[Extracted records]

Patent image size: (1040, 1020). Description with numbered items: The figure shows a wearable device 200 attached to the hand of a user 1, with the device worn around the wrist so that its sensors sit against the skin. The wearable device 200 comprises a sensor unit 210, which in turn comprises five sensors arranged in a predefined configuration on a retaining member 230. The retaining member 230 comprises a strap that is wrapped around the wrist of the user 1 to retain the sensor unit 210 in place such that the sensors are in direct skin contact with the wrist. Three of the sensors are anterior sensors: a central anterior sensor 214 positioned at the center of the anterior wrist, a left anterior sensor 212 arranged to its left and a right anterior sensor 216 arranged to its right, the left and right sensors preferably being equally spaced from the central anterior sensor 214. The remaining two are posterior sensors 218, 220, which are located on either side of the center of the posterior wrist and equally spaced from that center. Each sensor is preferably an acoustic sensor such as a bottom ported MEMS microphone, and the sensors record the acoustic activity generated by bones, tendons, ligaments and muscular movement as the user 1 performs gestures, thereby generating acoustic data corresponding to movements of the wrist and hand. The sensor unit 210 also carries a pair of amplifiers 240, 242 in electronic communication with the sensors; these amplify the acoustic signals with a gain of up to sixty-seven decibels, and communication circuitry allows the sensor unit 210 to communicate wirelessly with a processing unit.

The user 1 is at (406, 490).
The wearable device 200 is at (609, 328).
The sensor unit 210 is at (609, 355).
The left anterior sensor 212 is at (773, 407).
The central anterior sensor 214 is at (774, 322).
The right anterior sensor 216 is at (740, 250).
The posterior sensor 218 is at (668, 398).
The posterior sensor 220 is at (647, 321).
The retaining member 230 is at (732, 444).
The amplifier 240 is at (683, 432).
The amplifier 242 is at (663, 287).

- Aim of the task -
Return every line of the records above verbatim, without altering, adding, or omitting anything.

- Response -
Patent image size: (1040, 1020). Description with numbered items: The figure shows a wearable device 200 attached to the hand of a user 1, with the device worn around the wrist so that its sensors sit against the skin. The wearable device 200 comprises a sensor unit 210, which in turn comprises five sensors arranged in a predefined configuration on a retaining member 230. The retaining member 230 comprises a strap that is wrapped around the wrist of the user 1 to retain the sensor unit 210 in place such that the sensors are in direct skin contact with the wrist. Three of the sensors are anterior sensors: a central anterior sensor 214 positioned at the center of the anterior wrist, a left anterior sensor 212 arranged to its left and a right anterior sensor 216 arranged to its right, the left and right sensors preferably being equally spaced from the central anterior sensor 214. The remaining two are posterior sensors 218, 220, which are located on either side of the center of the posterior wrist and equally spaced from that center. Each sensor is preferably an acoustic sensor such as a bottom ported MEMS microphone, and the sensors record the acoustic activity generated by bones, tendons, ligaments and muscular movement as the user 1 performs gestures, thereby generating acoustic data corresponding to movements of the wrist and hand. The sensor unit 210 also carries a pair of amplifiers 240, 242 in electronic communication with the sensors; these amplify the acoustic signals with a gain of up to sixty-seven decibels, and communication circuitry allows the sensor unit 210 to communicate wirelessly with a processing unit.

The user 1 is at (406, 490).
The wearable device 200 is at (609, 328).
The sensor unit 210 is at (609, 355).
The left anterior sensor 212 is at (773, 407).
The central anterior sensor 214 is at (774, 322).
The right anterior sensor 216 is at (740, 250).
The posterior sensor 218 is at (668, 398).
The posterior sensor 220 is at (647, 321).
The retaining member 230 is at (732, 444).
The amplifier 240 is at (683, 432).
The amplifier 242 is at (663, 287).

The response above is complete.